What is required — In the entries below, find the lines that contain the word "weight" and copy them.

Input records —
-- Start --
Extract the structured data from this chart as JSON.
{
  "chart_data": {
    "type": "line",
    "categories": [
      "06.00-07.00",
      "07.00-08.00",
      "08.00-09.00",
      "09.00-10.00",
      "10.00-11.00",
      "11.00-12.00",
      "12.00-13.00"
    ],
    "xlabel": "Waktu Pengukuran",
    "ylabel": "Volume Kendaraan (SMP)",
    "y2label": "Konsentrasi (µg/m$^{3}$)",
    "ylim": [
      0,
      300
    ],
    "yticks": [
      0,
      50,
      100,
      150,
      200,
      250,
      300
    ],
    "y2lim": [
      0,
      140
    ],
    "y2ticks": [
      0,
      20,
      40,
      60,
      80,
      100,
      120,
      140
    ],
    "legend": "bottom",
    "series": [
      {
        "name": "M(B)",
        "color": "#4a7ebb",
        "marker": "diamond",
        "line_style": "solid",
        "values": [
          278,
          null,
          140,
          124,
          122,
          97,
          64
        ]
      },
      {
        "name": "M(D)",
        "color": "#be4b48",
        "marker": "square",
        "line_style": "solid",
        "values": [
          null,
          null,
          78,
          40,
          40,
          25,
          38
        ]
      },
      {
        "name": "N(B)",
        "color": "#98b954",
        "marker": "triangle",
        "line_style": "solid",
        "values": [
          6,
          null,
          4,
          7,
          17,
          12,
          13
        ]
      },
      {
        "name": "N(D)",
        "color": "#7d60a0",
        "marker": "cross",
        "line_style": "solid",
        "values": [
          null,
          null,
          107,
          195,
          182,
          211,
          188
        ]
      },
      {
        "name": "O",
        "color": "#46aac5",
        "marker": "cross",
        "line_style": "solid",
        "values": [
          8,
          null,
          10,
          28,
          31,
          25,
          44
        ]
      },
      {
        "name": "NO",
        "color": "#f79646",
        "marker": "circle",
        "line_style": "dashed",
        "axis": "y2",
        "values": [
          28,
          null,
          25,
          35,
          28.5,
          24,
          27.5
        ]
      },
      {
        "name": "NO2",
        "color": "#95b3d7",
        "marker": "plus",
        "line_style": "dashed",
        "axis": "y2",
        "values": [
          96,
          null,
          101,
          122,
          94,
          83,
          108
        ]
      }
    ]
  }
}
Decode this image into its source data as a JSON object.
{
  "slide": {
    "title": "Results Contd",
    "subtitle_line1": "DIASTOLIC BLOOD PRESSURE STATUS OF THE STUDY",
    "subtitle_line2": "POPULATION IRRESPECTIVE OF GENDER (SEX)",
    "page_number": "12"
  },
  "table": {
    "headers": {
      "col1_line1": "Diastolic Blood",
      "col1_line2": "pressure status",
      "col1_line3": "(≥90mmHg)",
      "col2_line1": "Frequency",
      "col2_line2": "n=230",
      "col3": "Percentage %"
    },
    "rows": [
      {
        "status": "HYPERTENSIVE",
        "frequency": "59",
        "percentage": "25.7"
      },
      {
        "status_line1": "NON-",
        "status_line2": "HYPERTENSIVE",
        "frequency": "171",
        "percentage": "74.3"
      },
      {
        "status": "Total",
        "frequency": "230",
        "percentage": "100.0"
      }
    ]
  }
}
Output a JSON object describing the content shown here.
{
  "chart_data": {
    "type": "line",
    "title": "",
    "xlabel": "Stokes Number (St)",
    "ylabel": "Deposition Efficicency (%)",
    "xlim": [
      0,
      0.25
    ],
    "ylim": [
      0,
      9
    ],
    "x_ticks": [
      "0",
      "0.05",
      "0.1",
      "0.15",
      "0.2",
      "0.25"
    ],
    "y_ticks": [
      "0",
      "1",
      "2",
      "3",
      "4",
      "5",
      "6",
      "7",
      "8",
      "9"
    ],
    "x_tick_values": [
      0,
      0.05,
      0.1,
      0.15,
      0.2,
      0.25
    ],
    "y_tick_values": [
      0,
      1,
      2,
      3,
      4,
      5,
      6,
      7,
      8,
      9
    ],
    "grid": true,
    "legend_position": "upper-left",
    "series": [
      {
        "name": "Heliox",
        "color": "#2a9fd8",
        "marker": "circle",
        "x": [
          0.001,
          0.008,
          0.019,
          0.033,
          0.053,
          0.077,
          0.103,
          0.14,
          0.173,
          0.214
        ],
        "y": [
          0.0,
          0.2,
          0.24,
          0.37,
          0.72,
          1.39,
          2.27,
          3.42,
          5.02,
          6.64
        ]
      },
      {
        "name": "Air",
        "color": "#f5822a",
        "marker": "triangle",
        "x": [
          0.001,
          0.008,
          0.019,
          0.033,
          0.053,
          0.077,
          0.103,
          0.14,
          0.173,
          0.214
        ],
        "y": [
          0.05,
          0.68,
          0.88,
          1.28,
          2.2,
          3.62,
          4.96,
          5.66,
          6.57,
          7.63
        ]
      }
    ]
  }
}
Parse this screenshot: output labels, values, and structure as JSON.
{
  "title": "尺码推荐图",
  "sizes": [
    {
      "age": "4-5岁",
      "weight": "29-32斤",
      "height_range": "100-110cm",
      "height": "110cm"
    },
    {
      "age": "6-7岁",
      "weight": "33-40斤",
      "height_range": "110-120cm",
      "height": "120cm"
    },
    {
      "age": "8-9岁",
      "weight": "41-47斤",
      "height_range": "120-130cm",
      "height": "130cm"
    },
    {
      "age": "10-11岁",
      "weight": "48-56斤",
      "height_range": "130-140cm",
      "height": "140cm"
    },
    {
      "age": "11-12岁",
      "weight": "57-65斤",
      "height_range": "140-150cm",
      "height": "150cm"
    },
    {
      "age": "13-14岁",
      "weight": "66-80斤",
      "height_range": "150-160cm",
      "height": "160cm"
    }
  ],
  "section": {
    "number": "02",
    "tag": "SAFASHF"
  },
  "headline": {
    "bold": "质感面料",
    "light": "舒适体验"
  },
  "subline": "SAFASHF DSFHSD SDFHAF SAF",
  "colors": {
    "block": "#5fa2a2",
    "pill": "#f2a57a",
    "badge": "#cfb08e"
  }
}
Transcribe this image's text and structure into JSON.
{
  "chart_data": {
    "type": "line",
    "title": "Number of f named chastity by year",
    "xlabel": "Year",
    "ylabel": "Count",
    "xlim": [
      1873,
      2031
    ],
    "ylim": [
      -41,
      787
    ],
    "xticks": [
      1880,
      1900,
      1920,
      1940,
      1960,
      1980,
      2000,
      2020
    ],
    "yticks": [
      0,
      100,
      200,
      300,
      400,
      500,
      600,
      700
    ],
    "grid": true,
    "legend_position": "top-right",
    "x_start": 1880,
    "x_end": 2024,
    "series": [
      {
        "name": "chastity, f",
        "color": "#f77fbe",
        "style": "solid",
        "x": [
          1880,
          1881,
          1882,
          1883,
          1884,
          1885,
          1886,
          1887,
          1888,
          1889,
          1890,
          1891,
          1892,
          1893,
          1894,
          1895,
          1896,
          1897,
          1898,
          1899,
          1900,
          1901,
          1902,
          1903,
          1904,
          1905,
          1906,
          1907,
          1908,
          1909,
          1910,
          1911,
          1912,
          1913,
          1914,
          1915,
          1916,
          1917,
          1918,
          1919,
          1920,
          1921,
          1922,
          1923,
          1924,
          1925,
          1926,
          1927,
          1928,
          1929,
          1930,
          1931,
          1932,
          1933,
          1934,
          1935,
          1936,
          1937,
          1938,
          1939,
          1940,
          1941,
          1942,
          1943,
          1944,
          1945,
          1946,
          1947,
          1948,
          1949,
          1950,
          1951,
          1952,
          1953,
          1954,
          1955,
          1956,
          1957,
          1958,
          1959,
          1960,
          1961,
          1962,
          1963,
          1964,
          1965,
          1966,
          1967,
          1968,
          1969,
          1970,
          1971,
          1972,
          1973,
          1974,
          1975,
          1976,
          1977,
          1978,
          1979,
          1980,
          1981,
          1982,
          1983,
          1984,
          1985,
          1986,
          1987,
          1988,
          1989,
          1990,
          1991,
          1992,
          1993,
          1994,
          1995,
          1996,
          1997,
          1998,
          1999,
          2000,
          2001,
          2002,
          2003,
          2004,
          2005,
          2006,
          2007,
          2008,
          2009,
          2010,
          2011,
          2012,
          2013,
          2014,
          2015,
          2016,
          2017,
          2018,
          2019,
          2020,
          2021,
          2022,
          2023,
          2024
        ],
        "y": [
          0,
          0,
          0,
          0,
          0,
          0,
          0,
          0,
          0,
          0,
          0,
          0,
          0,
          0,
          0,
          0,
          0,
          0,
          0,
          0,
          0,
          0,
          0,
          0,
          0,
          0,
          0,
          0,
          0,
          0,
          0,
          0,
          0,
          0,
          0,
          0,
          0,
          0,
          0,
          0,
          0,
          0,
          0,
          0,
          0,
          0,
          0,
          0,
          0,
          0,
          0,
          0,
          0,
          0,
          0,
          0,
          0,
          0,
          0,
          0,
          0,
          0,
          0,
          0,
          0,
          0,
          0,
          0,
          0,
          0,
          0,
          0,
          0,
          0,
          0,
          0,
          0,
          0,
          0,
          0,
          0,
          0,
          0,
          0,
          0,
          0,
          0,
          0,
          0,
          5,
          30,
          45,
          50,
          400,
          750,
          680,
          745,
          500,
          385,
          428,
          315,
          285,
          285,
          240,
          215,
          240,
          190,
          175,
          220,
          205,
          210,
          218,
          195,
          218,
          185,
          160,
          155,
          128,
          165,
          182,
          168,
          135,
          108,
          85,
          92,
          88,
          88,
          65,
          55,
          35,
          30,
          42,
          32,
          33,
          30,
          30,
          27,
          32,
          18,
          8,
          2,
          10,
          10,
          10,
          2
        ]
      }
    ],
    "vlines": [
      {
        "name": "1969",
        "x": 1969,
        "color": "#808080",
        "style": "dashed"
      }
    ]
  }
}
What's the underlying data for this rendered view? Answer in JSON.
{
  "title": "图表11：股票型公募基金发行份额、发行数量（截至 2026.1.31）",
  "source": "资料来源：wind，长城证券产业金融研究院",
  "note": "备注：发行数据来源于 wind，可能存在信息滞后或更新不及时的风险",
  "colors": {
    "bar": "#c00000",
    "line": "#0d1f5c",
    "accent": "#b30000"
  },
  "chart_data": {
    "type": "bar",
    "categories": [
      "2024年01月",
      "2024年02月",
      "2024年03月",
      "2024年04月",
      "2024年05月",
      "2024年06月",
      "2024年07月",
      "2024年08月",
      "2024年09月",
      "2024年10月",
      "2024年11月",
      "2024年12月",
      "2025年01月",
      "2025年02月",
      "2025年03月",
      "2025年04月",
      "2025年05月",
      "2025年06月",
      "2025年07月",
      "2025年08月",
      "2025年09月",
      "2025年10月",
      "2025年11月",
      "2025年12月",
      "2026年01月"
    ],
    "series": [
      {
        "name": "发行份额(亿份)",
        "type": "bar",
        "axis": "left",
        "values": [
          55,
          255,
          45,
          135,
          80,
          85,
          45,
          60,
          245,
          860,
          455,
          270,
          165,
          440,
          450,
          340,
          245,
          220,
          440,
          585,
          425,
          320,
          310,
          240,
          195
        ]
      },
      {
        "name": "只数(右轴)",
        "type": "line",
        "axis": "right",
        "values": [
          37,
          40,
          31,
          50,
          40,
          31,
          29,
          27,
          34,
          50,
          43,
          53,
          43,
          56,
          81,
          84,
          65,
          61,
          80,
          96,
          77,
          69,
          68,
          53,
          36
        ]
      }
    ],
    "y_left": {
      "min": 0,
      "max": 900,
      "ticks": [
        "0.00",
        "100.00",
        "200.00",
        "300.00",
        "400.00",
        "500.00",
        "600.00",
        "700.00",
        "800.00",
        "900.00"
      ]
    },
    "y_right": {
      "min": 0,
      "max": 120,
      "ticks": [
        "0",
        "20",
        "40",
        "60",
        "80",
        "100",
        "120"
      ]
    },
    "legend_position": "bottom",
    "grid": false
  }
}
-- End --
Answer for the task —
      "weight": "29-32斤",
      "weight": "33-40斤",
      "weight": "41-47斤",
      "weight": "48-56斤",
      "weight": "57-65斤",
      "weight": "66-80斤",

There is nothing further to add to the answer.